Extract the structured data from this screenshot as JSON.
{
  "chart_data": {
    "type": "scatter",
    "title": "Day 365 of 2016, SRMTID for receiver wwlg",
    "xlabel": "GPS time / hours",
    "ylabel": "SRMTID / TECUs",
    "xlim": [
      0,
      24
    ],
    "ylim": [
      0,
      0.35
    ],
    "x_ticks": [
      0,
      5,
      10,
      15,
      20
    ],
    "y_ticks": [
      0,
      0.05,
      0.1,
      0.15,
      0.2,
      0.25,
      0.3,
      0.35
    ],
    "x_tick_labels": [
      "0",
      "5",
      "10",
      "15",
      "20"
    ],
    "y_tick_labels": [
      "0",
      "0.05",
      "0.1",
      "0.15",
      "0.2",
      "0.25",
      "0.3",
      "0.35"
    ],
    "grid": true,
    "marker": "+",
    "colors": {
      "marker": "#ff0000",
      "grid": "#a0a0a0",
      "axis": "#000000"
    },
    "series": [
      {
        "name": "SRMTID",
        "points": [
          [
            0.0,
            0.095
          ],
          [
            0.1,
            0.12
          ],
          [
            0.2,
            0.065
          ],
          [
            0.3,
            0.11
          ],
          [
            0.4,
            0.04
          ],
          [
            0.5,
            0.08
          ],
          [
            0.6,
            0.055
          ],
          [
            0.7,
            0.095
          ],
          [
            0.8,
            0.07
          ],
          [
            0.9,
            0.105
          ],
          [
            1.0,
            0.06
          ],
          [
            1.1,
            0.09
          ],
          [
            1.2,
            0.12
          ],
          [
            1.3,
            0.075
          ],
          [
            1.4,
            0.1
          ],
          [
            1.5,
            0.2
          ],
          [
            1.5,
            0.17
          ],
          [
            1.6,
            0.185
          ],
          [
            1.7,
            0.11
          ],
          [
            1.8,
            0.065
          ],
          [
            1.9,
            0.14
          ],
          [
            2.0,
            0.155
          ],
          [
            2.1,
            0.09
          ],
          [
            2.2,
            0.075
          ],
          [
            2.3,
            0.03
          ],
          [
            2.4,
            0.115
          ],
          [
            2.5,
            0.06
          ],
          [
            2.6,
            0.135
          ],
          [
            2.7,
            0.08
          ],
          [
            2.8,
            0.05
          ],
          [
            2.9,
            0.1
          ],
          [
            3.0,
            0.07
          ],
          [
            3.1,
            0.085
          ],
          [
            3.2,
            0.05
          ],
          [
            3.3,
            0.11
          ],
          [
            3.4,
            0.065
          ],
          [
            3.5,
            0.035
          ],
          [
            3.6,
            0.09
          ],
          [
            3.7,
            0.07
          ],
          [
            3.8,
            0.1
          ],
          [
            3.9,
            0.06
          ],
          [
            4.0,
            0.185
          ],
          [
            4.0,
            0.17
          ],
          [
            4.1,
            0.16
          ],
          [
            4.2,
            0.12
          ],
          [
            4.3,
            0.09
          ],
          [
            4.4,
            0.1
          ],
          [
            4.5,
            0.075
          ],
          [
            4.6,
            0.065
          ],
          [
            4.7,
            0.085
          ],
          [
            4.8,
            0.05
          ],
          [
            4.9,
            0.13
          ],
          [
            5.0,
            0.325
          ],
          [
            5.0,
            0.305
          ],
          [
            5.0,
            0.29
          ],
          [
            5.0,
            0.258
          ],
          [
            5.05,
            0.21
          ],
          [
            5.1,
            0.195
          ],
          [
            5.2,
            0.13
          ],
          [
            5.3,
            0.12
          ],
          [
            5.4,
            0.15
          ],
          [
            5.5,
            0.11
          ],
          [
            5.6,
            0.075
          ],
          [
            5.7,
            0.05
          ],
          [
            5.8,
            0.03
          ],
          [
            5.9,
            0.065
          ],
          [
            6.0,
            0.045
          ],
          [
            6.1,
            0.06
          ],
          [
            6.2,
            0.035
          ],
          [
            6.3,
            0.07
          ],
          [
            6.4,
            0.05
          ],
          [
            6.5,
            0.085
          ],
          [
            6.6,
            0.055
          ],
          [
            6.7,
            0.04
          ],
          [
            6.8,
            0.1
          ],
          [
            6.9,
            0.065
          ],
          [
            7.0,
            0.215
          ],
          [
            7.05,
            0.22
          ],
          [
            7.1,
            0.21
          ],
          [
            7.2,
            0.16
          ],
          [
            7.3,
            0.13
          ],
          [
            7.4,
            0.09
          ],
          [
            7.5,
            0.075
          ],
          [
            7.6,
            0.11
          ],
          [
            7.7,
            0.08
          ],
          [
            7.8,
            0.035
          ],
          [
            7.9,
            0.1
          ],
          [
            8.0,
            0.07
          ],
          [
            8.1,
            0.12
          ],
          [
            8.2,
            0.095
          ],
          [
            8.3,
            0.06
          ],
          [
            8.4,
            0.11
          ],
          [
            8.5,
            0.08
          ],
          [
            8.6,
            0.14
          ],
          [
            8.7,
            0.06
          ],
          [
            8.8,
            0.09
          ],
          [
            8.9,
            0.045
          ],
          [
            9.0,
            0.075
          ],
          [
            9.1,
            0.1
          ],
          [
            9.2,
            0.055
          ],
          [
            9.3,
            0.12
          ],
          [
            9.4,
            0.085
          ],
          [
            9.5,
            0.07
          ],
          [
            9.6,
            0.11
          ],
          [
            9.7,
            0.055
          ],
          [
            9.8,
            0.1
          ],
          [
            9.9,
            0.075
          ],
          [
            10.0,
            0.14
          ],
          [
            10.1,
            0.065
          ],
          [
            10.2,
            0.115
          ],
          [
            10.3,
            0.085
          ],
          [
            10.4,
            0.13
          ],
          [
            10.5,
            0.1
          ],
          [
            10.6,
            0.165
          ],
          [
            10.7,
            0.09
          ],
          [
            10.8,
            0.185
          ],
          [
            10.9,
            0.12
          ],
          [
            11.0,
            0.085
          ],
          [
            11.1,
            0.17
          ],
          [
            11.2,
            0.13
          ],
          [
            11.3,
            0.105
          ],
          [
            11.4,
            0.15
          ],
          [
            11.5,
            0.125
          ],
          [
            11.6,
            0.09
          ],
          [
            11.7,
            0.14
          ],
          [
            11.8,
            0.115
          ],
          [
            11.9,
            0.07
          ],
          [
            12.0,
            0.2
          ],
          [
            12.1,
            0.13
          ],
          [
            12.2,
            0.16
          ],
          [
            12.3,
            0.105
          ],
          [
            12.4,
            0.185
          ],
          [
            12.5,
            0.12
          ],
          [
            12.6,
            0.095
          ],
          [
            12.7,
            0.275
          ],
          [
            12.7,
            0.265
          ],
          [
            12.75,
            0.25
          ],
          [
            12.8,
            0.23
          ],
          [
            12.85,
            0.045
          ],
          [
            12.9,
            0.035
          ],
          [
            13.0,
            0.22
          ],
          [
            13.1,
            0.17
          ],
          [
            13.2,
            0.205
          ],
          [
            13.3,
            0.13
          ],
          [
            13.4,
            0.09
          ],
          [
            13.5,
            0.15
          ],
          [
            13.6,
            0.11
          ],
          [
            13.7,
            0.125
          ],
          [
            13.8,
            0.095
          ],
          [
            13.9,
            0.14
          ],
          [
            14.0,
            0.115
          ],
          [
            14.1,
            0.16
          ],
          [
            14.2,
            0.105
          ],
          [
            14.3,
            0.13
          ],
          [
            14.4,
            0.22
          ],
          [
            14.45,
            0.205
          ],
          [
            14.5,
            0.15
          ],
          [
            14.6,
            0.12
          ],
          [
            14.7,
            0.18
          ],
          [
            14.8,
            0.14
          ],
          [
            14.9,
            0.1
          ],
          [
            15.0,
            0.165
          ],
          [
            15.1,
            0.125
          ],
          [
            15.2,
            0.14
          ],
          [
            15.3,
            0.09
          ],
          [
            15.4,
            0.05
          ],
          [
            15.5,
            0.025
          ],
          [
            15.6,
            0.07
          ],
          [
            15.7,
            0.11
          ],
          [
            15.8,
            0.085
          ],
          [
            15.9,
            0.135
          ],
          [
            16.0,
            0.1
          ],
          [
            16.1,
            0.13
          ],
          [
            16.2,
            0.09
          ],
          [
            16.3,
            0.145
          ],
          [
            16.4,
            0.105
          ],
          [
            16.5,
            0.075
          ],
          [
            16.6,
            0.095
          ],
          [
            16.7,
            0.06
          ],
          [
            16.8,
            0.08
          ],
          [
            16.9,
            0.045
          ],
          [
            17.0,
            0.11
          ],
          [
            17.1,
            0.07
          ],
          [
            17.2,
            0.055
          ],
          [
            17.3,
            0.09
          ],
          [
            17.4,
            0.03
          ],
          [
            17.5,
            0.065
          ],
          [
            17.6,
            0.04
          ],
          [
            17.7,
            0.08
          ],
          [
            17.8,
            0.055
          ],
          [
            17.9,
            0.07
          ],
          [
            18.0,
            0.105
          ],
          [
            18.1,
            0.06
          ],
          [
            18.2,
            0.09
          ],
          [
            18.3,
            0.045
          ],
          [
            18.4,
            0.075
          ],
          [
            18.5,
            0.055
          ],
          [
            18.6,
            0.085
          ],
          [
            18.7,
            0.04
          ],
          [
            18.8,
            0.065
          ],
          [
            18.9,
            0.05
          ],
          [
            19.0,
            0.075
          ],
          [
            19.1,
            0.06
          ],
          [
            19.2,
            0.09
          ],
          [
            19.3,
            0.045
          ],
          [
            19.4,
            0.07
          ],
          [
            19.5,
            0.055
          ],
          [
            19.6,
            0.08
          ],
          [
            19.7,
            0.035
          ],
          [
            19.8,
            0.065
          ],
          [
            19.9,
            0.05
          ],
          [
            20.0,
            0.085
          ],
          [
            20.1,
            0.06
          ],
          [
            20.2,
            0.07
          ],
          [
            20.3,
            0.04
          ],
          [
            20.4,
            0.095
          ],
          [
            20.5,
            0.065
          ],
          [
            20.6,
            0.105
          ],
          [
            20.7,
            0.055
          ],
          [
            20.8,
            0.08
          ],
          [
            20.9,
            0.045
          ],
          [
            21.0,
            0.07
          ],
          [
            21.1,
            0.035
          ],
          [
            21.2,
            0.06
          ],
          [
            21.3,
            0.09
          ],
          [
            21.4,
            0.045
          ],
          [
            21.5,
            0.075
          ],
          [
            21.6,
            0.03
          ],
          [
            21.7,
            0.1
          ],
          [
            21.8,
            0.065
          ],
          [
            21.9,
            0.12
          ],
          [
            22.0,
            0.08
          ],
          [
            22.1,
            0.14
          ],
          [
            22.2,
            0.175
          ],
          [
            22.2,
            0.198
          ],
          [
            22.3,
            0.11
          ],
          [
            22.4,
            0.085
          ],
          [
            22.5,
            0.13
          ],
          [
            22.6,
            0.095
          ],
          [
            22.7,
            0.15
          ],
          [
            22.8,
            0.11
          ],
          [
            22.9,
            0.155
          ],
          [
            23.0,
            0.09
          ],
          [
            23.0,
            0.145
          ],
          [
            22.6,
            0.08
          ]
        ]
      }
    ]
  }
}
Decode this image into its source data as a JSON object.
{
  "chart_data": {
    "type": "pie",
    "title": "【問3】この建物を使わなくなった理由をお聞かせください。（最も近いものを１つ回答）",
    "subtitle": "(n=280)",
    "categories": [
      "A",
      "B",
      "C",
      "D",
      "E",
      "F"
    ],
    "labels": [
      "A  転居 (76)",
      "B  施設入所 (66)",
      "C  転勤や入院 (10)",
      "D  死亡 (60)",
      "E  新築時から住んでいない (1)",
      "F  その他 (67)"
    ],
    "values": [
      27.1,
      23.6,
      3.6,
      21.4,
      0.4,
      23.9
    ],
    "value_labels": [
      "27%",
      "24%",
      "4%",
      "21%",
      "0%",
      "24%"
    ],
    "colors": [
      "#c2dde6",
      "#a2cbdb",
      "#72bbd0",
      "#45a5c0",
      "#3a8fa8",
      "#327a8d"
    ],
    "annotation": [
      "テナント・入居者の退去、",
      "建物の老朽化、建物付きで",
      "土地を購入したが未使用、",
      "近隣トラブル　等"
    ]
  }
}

========

Task instructions:
Make a list of all lines in the data that contain "this".

Written response:
Extract the structured data from this screenshot as JSON.
Decode this image into its source data as a JSON object.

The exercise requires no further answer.